▶ INPUT:
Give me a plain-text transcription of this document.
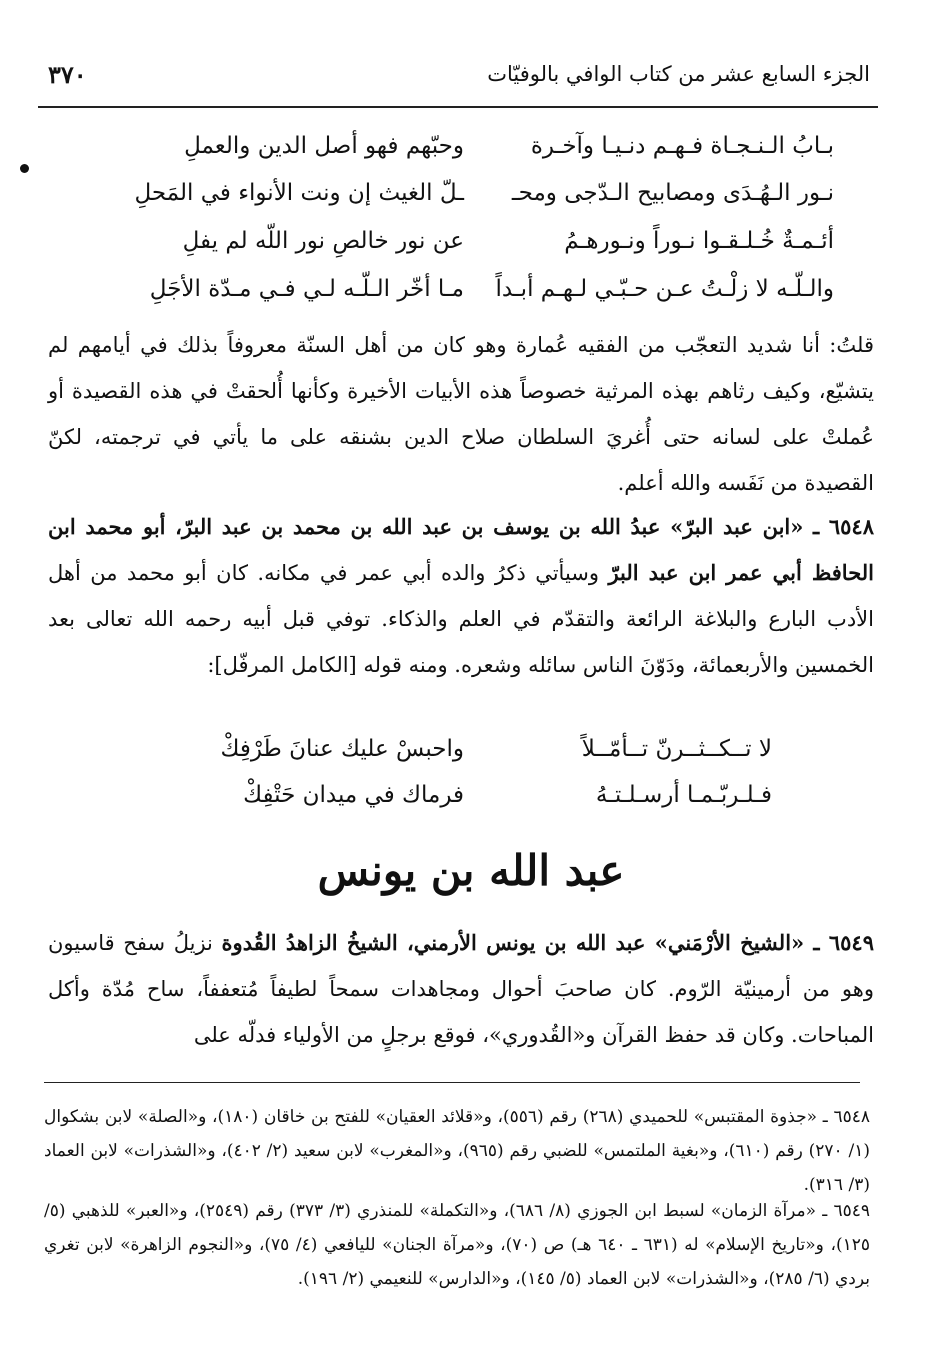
٣٧٠	الجزء السابع عشر من كتاب الوافي بالوفيّات
بـابُ الـنـجـاة فـهـم دنـيـا وآخـرة
وحبّهم فهو أصل الدين والعملِ
نـور الـهُـدَى ومصابيح الـدّجى ومحـ
ـلّ الغيث إن ونت الأنواء في المَحلِ
أئـمـةٌ خُـلـقـوا نـوراً ونـورهـمُ
عن نور خالصِ نور اللّه لم يفلِ
والـلّـه لا زلْـتُ عـن حـبّـي لـهـم أبـداً
مـا أخّر الـلّـه لـي فـي مـدّة الأجَلِ
قلتُ: أنا شديد التعجّب من الفقيه عُمارة وهو كان من أهل السنّة معروفاً بذلك في أيامهم لم يتشيّع، وكيف رثاهم بهذه المرثية خصوصاً هذه الأبيات الأخيرة وكأنها أُلحقتْ في هذه القصيدة أو عُملتْ على لسانه حتى أُغريَ السلطان صلاح الدين بشنقه على ما يأتي في ترجمته، لكنّ القصيدة من نَفَسه والله أعلم.
٦٥٤٨ ـ «ابن عبد البرّ» عبدُ الله بن يوسف بن عبد الله بن محمد بن عبد البرّ، أبو محمد ابن الحافظ أبي عمر ابن عبد البرّ وسيأتي ذكرُ والده أبي عمر في مكانه. كان أبو محمد من أهل الأدب البارع والبلاغة الرائعة والتقدّم في العلم والذكاء. توفي قبل أبيه رحمه الله تعالى بعد الخمسين والأربعمائة، ودَوّنَ الناس سائله وشعره. ومنه قوله [الكامل المرفّل]:
لا تــكــثــرنّ تــأمّــلاً
واحبسْ عليك عنانَ طَرْفِكْ
فـلـربّـمـا أرسـلـتـهُ
فرماك في ميدان حَتْفِكْ
عبد الله بن يونس
٦٥٤٩ ـ «الشيخ الأرْمَني» عبد الله بن يونس الأرمني، الشيخُ الزاهدُ القُدوة نزيلُ سفح قاسيون وهو من أرمينيّة الرّوم. كان صاحبَ أحوال ومجاهدات سمحاً لطيفاً مُتعففاً، ساح مُدّة وأكل المباحات. وكان قد حفظ القرآن و«القُدوري»، فوقع برجلٍ من الأولياء فدلّه على
٦٥٤٨ ـ «جذوة المقتبس» للحميدي (٢٦٨) رقم (٥٥٦)، و«قلائد العقيان» للفتح بن خاقان (١٨٠)، و«الصلة» لابن بشكوال (١/ ٢٧٠) رقم (٦١٠)، و«بغية الملتمس» للضبي رقم (٩٦٥)، و«المغرب» لابن سعيد (٢/ ٤٠٢)، و«الشذرات» لابن العماد (٣/ ٣١٦).
٦٥٤٩ ـ «مرآة الزمان» لسبط ابن الجوزي (٨/ ٦٨٦)، و«التكملة» للمنذري (٣/ ٣٧٣) رقم (٢٥٤٩)، و«العبر» للذهبي (٥/ ١٢٥)، و«تاريخ الإسلام» له (٦٣١ ـ ٦٤٠ هـ) ص (٧٠)، و«مرآة الجنان» لليافعي (٤/ ٧٥)، و«النجوم الزاهرة» لابن تغري بردي (٦/ ٢٨٥)، و«الشذرات» لابن العماد (٥/ ١٤٥)، و«الدارس» للنعيمي (٢/ ١٩٦).
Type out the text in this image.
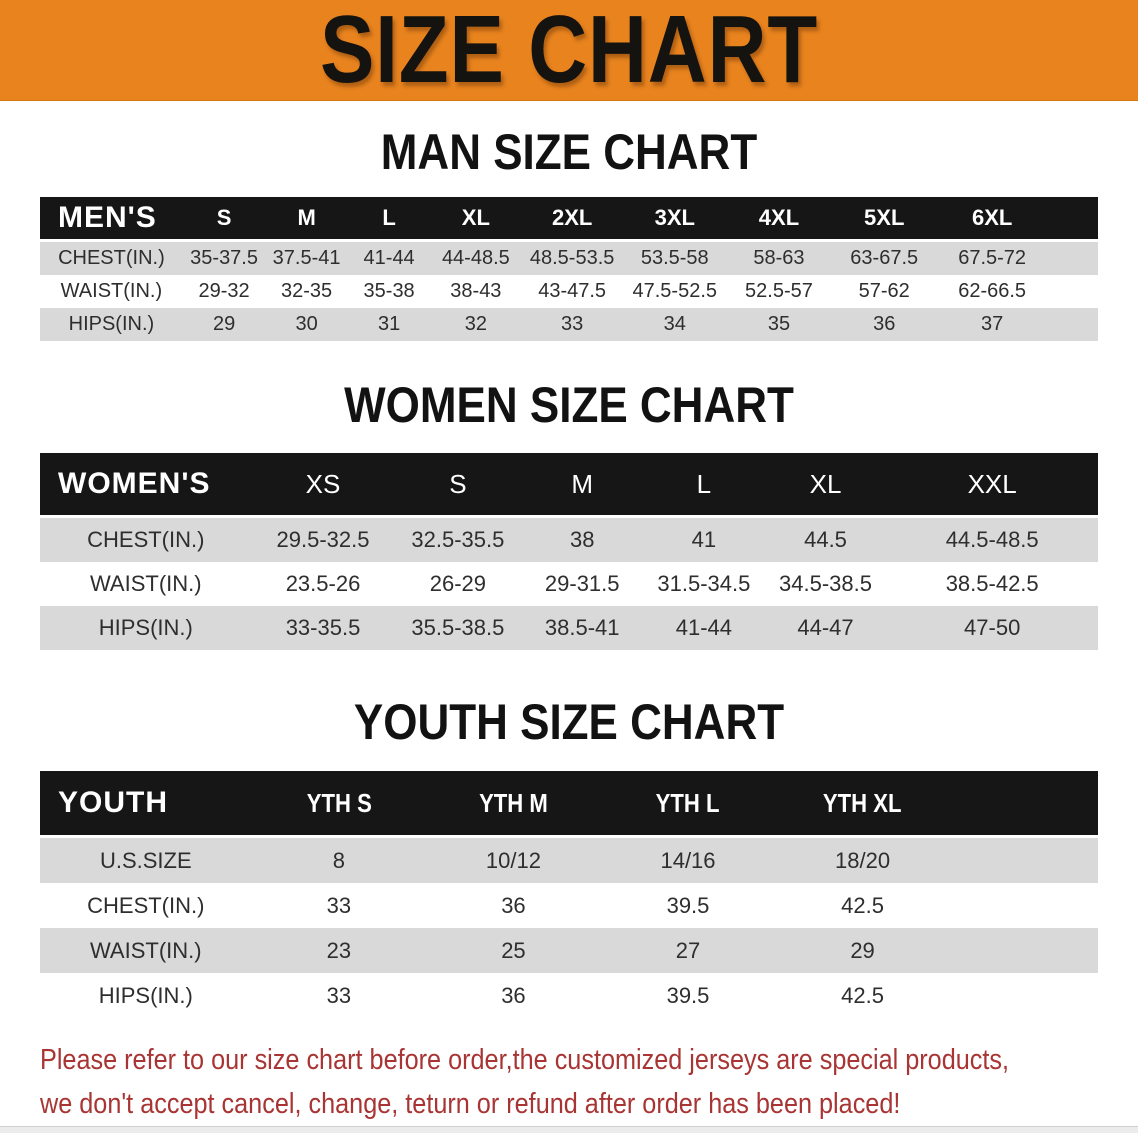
SIZE CHART
MAN SIZE CHART
MEN'S	S	M	L	XL	2XL	3XL	4XL	5XL	6XL	
CHEST(IN.)	35-37.5	37.5-41	41-44	44-48.5	48.5-53.5	53.5-58	58-63	63-67.5	67.5-72	
WAIST(IN.)	29-32	32-35	35-38	38-43	43-47.5	47.5-52.5	52.5-57	57-62	62-66.5	
HIPS(IN.)	29	30	31	32	33	34	35	36	37	
WOMEN SIZE CHART
WOMEN'S	XS	S	M	L	XL	XXL
CHEST(IN.)	29.5-32.5	32.5-35.5	38	41	44.5	44.5-48.5
WAIST(IN.)	23.5-26	26-29	29-31.5	31.5-34.5	34.5-38.5	38.5-42.5
HIPS(IN.)	33-35.5	35.5-38.5	38.5-41	41-44	44-47	47-50
YOUTH SIZE CHART
YOUTH	YTH S	YTH M	YTH L	YTH XL	
U.S.SIZE	8	10/12	14/16	18/20	
CHEST(IN.)	33	36	39.5	42.5	
WAIST(IN.)	23	25	27	29	
HIPS(IN.)	33	36	39.5	42.5	
Please refer to our size chart before order,the customized jerseys are special products,
we don't accept cancel, change, teturn or refund after order has been placed!
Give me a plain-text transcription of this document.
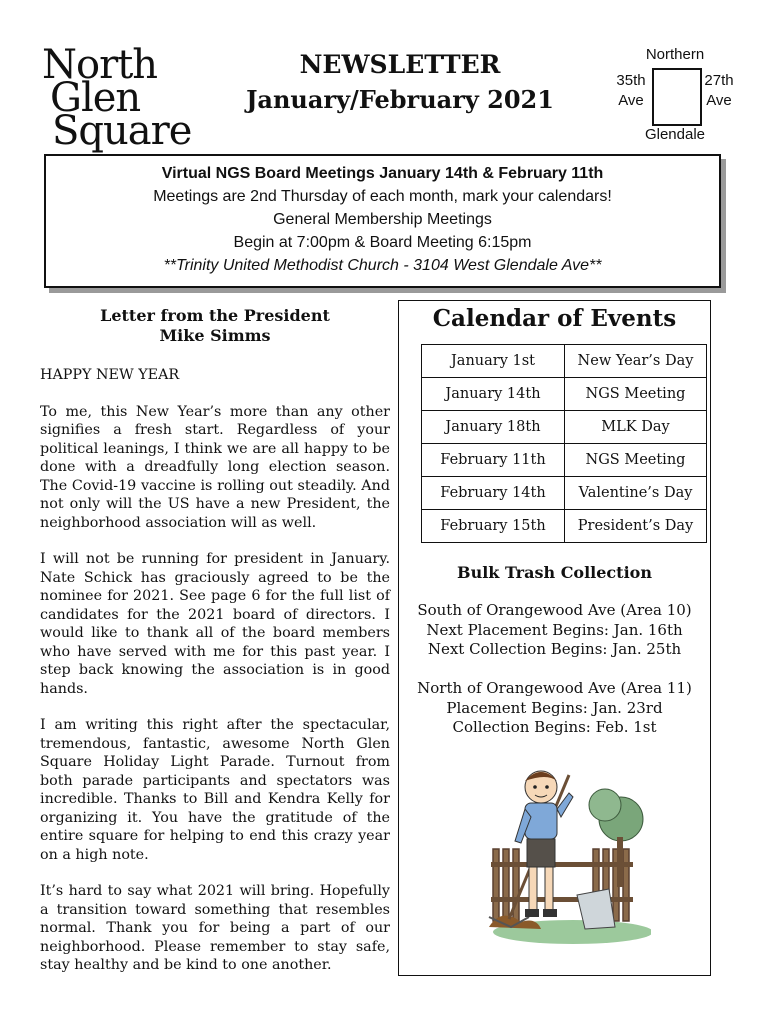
North
Glen
Square
NEWSLETTER
January/February 2021
Northern
35th Ave
27th Ave
Glendale
Virtual NGS Board Meetings January 14th & February 11th
Meetings are 2nd Thursday of each month, mark your calendars!
General Membership Meetings
Begin at 7:00pm & Board Meeting 6:15pm
**Trinity United Methodist Church - 3104 West Glendale Ave**
Letter from the President
Mike Simms

HAPPY NEW YEAR

To me, this New Year’s more than any other signifies a fresh start. Regardless of your political leanings, I think we are all happy to be done with a dreadfully long election season. The Covid-19 vaccine is rolling out steadily. And not only will the US have a new President, the neighborhood association will as well.

I will not be running for president in January. Nate Schick has graciously agreed to be the nominee for 2021. See page 6 for the full list of candidates for the 2021 board of directors. I would like to thank all of the board members who have served with me for this past year. I step back knowing the association is in good hands.

I am writing this right after the spectacular, tremendous, fantastic, awesome North Glen Square Holiday Light Parade. Turnout from both parade participants and spectators was incredible. Thanks to Bill and Kendra Kelly for organizing it. You have the gratitude of the entire square for helping to end this crazy year on a high note.

It’s hard to say what 2021 will bring. Hopefully a transition toward something that resembles normal. Thank you for being a part of our neighborhood. Please remember to stay safe, stay healthy and be kind to one another.

Calendar of Events
January 1st	New Year’s Day
January 14th	NGS Meeting
January 18th	MLK Day
February 11th	NGS Meeting
February 14th	Valentine’s Day
February 15th	President’s Day
Bulk Trash Collection
South of Orangewood Ave (Area 10)
Next Placement Begins: Jan. 16th
Next Collection Begins: Jan. 25th
North of Orangewood Ave (Area 11)
Placement Begins: Jan. 23rd
Collection Begins: Feb. 1st
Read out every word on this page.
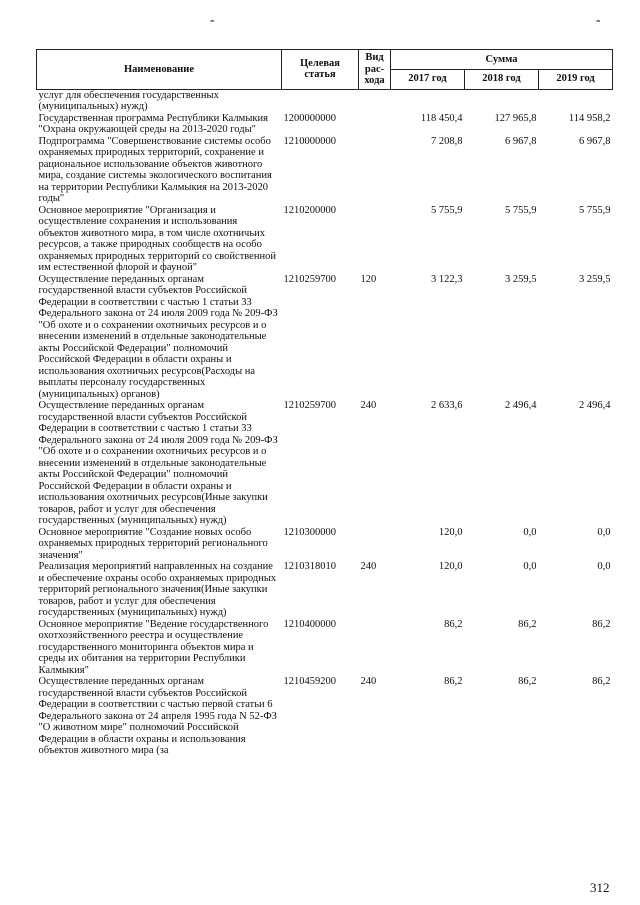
-	-
Наименование	Целевая статья	Вид рас-хода	Сумма		
			2017 год	2018 год	2019 год
услуг для обеспечения государственных (муниципальных) нужд)					
Государственная программа Республики Калмыкия "Охрана окружающей среды на 2013-2020 годы"	1200000000		118 450,4	127 965,8	114 958,2
Подпрограмма "Совершенствование системы особо охраняемых природных территорий, сохранение и рациональное использование объектов животного мира, создание системы экологического воспитания на территории Республики Калмыкия на 2013-2020 годы"	1210000000		7 208,8	6 967,8	6 967,8
Основное мероприятие "Организация и осуществление сохранения и использования объектов животного мира, в том числе охотничьих ресурсов, а также природных сообществ на особо охраняемых природных территорий со свойственной им естественной флорой и фауной"	1210200000		5 755,9	5 755,9	5 755,9
Осуществление переданных органам государственной власти субъектов Российской Федерации в соответствии с частью 1 статьи 33 Федерального закона от 24 июля 2009 года № 209-ФЗ "Об охоте и о сохранении охотничьих ресурсов и о внесении изменений в отдельные законодательные акты Российской Федерации" полномочий Российской Федерации в области охраны и использования охотничьих ресурсов(Расходы на выплаты персоналу государственных (муниципальных) органов)	1210259700	120	3 122,3	3 259,5	3 259,5
Осуществление переданных органам государственной власти субъектов Российской Федерации в соответствии с частью 1 статьи 33 Федерального закона от 24 июля 2009 года № 209-ФЗ "Об охоте и о сохранении охотничьих ресурсов и о внесении изменений в отдельные законодательные акты Российской Федерации" полномочий Российской Федерации в области охраны и использования охотничьих ресурсов(Иные закупки товаров, работ и услуг для обеспечения государственных (муниципальных) нужд)	1210259700	240	2 633,6	2 496,4	2 496,4
Основное мероприятие "Создание новых особо охраняемых природных территорий регионального значения"	1210300000		120,0	0,0	0,0
Реализация мероприятий направленных на создание и обеспечение охраны особо охраняемых природных территорий регионального значения(Иные закупки товаров, работ и услуг для обеспечения государственных (муниципальных) нужд)	1210318010	240	120,0	0,0	0,0
Основное мероприятие "Ведение государственного охотхозяйственного реестра и осуществление государственного мониторинга объектов мира и среды их обитания на территории Республики Калмыкия"	1210400000		86,2	86,2	86,2
Осуществление переданных органам государственной власти субъектов Российской Федерации в соответствии с частью первой статьи 6 Федерального закона от 24 апреля 1995 года N 52-ФЗ "О животном мире" полномочий Российской Федерации в области охраны и использования объектов животного мира (за	1210459200	240	86,2	86,2	86,2
312
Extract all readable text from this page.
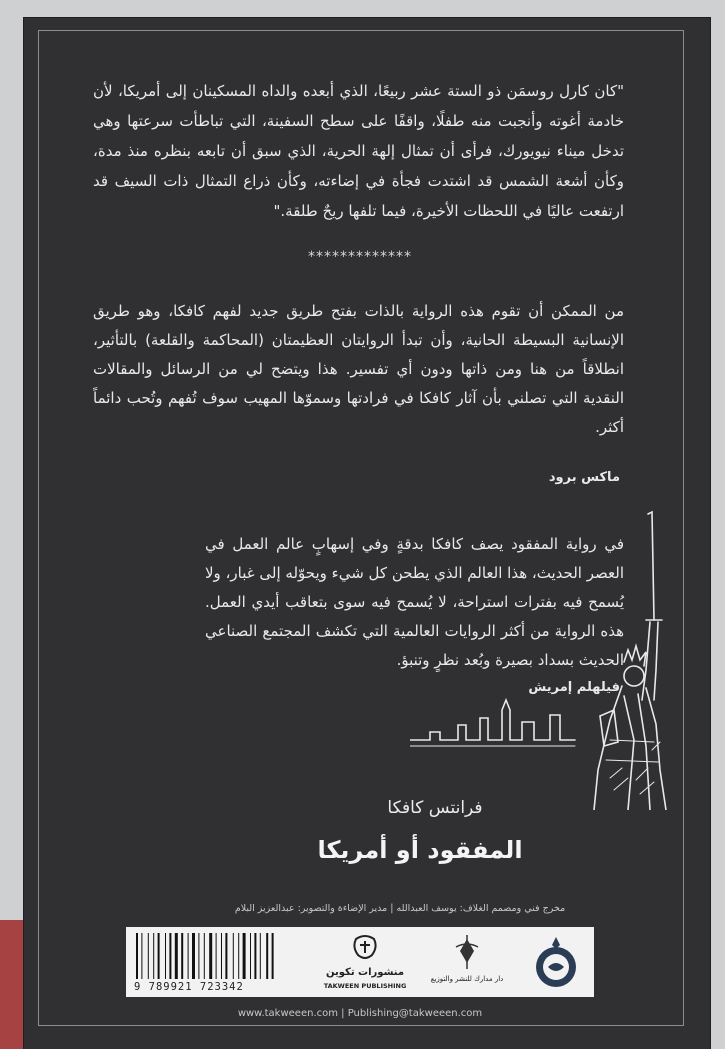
"كان كارل روسمَن ذو الستة عشر ربيعًا، الذي أبعده والداه المسكينان إلى أمريكا، لأن خادمة أغوته وأنجبت منه طفلًا، واقفًا على سطح السفينة، التي تباطأت سرعتها وهي تدخل ميناء نيويورك، فرأى أن تمثال إلهة الحرية، الذي سبق أن تابعه بنظره منذ مدة، وكأن أشعة الشمس قد اشتدت فجأة في إضاءته، وكأن ذراع التمثال ذات السيف قد ارتفعت عاليًا في اللحظات الأخيرة، فيما تلفها ريحٌ طلقة."
*************
من الممكن أن تقوم هذه الرواية بالذات بفتح طريق جديد لفهم كافكا، وهو طريق الإنسانية البسيطة الحانية، وأن تبدأ الروايتان العظيمتان (المحاكمة والقلعة) بالتأثير، انطلاقاً من هنا ومن ذاتها ودون أي تفسير. هذا ويتضح لي من الرسائل والمقالات النقدية التي تصلني بأن آثار كافكا في فرادتها وسموّها المهيب سوف تُفهم وتُحب دائماً أكثر.
ماكس برود
في رواية المفقود يصف كافكا بدقةٍ وفي إسهابٍ عالم العمل في العصر الحديث، هذا العالم الذي يطحن كل شيء ويحوّله إلى غبار، ولا يُسمح فيه بفترات استراحة، لا يُسمح فيه سوى بتعاقب أيدي العمل. هذه الرواية من أكثر الروايات العالمية التي تكشف المجتمع الصناعي الحديث بسداد بصيرة وبُعد نظرٍ وتنبؤ.
فيلهلم إمريش
فرانتس كافكا
المفقود أو أمريكا
مخرج فني ومصمم الغلاف: يوسف العبدالله | مدير الإضاءة والتصوير: عبدالعزيز البلام
9 789921 723342
منشورات تكوين
TAKWEEN PUBLISHING
دار مدارك للنشر والتوزيع
www.takweeen.com | Publishing@takweeen.com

▶ CHALLENGE: Which lines hold the word "нужд"? Copy all of them.

▶ EXERCISE ANSWER:
услуг для обеспечения государственных (муниципальных) нужд)					
Осуществление переданных органам государственной власти субъектов Российской Федерации в соответствии с частью 1 статьи 33 Федерального закона от 24 июля 2009 года № 209-ФЗ "Об охоте и о сохранении охотничьих ресурсов и о внесении изменений в отдельные законодательные акты Российской Федерации" полномочий Российской Федерации в области охраны и использования охотничьих ресурсов(Иные закупки товаров, работ и услуг для обеспечения государственных (муниципальных) нужд)	1210259700	240	2 633,6	2 496,4	2 496,4
Реализация мероприятий направленных на создание и обеспечение охраны особо охраняемых природных территорий регионального значения(Иные закупки товаров, работ и услуг для обеспечения государственных (муниципальных) нужд)	1210318010	240	120,0	0,0	0,0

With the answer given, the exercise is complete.